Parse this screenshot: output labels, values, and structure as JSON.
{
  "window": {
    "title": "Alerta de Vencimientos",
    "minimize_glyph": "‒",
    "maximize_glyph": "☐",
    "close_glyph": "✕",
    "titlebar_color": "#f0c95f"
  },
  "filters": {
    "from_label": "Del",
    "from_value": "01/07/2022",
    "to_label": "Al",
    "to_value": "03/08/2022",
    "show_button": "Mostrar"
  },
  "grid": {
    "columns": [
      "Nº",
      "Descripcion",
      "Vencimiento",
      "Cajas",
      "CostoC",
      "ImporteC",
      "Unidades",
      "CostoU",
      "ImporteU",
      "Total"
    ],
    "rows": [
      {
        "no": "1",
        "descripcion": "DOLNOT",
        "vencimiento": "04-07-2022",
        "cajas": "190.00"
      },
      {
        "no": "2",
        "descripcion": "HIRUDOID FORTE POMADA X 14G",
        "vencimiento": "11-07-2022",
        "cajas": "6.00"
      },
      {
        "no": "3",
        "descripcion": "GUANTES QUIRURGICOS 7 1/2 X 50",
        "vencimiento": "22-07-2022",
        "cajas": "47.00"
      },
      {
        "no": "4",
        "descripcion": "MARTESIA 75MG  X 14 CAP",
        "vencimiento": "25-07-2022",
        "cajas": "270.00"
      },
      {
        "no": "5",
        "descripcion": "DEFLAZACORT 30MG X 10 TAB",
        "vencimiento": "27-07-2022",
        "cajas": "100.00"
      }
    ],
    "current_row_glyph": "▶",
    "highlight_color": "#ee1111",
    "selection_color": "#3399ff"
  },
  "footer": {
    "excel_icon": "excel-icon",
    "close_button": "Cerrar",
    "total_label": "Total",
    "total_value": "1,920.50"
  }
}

○ ○ ○

**Work to complete**
From the records above, extract each line exactly as shown.

**Solution to this task**
Parse this screenshot: output labels, values, and structure as JSON.
{
  "window": {
    "title": "Alerta de Vencimientos",
    "minimize_glyph": "‒",
    "maximize_glyph": "☐",
    "close_glyph": "✕",
    "titlebar_color": "#f0c95f"
  },
  "filters": {
    "from_label": "Del",
    "from_value": "01/07/2022",
    "to_label": "Al",
    "to_value": "03/08/2022",
    "show_button": "Mostrar"
  },
  "grid": {
    "columns": [
      "Nº",
      "Descripcion",
      "Vencimiento",
      "Cajas",
      "CostoC",
      "ImporteC",
      "Unidades",
      "CostoU",
      "ImporteU",
      "Total"
    ],
    "rows": [
      {
        "no": "1",
        "descripcion": "DOLNOT",
        "vencimiento": "04-07-2022",
        "cajas": "190.00"
      },
      {
        "no": "2",
        "descripcion": "HIRUDOID FORTE POMADA X 14G",
        "vencimiento": "11-07-2022",
        "cajas": "6.00"
      },
      {
        "no": "3",
        "descripcion": "GUANTES QUIRURGICOS 7 1/2 X 50",
        "vencimiento": "22-07-2022",
        "cajas": "47.00"
      },
      {
        "no": "4",
        "descripcion": "MARTESIA 75MG  X 14 CAP",
        "vencimiento": "25-07-2022",
        "cajas": "270.00"
      },
      {
        "no": "5",
        "descripcion": "DEFLAZACORT 30MG X 10 TAB",
        "vencimiento": "27-07-2022",
        "cajas": "100.00"
      }
    ],
    "current_row_glyph": "▶",
    "highlight_color": "#ee1111",
    "selection_color": "#3399ff"
  },
  "footer": {
    "excel_icon": "excel-icon",
    "close_button": "Cerrar",
    "total_label": "Total",
    "total_value": "1,920.50"
  }
}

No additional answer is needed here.